[START DATA SHOWN]

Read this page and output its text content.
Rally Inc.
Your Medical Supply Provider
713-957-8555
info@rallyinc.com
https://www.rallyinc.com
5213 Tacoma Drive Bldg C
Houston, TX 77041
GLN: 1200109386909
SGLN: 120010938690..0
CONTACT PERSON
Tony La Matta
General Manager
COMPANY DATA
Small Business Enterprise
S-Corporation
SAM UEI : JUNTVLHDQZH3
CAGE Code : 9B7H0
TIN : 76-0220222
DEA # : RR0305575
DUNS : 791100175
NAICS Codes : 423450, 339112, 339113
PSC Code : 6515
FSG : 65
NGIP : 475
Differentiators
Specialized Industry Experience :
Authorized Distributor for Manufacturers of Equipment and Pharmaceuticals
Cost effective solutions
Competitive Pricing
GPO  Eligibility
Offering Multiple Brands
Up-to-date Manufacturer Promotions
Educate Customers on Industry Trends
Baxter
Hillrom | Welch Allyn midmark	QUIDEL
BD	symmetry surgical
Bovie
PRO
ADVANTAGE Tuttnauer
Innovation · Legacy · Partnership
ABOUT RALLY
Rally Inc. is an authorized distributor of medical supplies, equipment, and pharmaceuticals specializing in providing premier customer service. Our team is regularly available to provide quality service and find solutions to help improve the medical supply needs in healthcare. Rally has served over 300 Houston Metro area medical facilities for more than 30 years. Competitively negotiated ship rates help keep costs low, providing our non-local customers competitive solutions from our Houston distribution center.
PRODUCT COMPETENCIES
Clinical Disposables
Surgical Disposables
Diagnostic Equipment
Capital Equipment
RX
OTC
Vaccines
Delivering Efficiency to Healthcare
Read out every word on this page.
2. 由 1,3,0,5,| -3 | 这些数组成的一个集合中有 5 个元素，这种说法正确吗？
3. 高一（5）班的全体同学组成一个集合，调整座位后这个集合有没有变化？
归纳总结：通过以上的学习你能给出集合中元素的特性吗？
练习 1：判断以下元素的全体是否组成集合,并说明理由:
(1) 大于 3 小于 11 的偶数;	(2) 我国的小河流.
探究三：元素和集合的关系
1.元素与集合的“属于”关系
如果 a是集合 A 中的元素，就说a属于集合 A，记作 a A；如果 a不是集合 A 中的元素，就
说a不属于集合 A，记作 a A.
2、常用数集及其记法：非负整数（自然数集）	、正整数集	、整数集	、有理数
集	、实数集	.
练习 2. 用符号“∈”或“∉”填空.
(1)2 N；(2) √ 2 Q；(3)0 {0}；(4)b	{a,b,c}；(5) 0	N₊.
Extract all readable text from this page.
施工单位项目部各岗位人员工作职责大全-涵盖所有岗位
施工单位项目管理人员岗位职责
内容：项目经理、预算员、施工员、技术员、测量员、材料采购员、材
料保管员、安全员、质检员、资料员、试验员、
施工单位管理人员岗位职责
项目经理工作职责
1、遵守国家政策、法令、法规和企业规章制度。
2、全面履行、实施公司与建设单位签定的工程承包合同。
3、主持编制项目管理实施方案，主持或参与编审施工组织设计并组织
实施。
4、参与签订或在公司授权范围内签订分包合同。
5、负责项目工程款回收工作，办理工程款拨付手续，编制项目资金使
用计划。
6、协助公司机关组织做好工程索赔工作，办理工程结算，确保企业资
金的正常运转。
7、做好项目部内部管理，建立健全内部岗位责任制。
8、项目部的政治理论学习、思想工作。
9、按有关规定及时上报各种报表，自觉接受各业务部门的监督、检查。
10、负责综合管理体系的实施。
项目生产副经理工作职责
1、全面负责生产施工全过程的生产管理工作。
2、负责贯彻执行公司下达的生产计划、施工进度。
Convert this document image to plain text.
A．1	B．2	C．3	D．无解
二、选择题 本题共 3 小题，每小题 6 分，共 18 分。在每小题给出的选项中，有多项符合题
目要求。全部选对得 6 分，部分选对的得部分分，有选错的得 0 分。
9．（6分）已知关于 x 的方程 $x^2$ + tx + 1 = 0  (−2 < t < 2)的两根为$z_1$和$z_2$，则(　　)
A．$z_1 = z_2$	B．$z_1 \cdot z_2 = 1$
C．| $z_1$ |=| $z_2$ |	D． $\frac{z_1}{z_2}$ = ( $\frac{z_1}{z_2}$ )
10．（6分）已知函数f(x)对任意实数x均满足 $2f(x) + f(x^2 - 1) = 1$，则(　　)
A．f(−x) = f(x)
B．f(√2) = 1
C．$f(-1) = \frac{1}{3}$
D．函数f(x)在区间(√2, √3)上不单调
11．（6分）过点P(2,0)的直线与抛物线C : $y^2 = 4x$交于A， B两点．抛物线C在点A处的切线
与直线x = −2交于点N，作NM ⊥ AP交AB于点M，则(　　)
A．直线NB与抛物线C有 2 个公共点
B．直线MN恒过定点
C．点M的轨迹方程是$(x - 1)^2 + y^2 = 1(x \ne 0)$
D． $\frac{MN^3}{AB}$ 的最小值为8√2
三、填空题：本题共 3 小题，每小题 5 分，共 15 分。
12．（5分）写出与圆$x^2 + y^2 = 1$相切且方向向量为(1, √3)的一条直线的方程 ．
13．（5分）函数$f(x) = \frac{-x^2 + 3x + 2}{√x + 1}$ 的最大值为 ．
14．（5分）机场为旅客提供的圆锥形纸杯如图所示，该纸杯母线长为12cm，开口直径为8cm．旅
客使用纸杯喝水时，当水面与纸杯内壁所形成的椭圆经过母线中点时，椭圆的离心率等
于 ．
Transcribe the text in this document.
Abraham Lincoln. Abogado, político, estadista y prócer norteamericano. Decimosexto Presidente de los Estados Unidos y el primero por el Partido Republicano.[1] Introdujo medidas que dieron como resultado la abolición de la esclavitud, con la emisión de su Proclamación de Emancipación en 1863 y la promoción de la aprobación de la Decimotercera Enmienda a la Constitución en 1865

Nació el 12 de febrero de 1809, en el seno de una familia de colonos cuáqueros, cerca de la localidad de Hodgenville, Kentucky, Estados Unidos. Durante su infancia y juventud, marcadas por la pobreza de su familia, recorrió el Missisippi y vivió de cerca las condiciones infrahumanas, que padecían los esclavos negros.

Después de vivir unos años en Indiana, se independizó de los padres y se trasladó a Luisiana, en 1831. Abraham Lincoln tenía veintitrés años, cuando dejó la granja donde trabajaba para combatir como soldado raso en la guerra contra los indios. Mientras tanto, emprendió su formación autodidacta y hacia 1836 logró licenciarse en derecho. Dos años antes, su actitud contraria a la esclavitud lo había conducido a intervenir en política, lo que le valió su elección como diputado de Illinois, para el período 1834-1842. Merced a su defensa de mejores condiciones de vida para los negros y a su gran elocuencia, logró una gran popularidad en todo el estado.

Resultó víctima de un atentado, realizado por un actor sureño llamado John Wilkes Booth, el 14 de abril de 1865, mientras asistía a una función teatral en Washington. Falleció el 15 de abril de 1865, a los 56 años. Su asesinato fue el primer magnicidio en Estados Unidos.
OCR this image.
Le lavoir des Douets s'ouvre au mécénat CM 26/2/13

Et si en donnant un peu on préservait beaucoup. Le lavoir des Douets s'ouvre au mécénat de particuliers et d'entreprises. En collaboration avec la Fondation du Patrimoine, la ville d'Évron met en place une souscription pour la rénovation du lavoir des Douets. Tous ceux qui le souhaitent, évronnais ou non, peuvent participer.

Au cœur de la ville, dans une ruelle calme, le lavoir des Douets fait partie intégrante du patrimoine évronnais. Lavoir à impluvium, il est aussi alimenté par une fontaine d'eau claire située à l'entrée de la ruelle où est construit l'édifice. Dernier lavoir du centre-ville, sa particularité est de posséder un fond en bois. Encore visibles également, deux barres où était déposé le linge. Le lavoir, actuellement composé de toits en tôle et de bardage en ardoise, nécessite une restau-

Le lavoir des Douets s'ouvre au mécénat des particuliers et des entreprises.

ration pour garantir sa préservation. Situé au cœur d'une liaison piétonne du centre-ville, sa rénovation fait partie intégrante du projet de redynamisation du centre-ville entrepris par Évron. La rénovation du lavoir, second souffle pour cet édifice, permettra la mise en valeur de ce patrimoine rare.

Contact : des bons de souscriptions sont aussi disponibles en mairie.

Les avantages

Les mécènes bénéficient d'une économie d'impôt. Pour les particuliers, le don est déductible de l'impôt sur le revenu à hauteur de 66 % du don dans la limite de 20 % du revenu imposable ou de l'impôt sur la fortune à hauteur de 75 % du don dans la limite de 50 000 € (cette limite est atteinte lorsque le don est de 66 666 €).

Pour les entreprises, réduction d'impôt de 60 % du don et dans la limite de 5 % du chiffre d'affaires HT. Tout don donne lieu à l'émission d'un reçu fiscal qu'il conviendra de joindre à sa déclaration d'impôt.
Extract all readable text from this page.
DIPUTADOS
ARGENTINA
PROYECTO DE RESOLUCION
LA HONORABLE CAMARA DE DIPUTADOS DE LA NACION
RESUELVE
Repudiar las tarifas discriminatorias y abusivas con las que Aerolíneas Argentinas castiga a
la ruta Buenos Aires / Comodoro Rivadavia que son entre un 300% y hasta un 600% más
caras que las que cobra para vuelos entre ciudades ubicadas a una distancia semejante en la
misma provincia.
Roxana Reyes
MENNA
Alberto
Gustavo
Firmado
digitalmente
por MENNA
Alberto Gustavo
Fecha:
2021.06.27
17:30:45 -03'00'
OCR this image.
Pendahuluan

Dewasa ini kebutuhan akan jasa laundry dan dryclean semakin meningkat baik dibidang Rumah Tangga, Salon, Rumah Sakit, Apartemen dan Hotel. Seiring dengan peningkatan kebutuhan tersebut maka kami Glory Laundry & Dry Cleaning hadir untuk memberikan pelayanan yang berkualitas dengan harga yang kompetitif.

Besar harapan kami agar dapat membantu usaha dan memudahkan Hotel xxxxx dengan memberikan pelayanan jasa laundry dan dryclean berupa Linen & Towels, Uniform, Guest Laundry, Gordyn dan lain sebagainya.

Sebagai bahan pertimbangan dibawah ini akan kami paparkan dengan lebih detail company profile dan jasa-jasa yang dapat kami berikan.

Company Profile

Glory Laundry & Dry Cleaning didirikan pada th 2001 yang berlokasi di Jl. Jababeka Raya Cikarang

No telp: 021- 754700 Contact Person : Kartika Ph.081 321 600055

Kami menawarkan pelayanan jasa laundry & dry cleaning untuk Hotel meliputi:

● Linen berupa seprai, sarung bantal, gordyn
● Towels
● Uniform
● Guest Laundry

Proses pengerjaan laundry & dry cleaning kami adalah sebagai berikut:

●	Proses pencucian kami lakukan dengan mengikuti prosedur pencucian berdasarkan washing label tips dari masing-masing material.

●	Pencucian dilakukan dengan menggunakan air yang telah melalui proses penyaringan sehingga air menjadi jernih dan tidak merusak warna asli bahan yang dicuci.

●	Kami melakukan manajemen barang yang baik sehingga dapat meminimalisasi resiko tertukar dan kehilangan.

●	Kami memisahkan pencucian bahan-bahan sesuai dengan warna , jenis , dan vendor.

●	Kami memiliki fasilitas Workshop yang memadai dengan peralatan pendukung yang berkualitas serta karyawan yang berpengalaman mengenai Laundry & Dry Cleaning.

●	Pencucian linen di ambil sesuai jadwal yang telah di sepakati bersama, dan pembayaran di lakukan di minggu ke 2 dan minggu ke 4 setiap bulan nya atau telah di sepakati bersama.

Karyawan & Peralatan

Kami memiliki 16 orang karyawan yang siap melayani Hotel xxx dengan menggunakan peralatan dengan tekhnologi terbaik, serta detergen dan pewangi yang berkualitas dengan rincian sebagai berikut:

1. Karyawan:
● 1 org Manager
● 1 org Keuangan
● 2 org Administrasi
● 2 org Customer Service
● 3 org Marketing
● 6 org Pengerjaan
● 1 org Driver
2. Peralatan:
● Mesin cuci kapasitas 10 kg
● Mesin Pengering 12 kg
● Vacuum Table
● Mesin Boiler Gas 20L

[END DATA SHOWN]

PROBLEM REQUIREMENTS >> Report back each line of the entries that holds the string "berupa".

FINAL RESULT >>
Besar harapan kami agar dapat membantu usaha dan memudahkan Hotel xxxxx dengan memberikan pelayanan jasa laundry dan dryclean berupa Linen & Towels, Uniform, Guest Laundry, Gordyn dan lain sebagainya.
● Linen berupa seprai, sarung bantal, gordyn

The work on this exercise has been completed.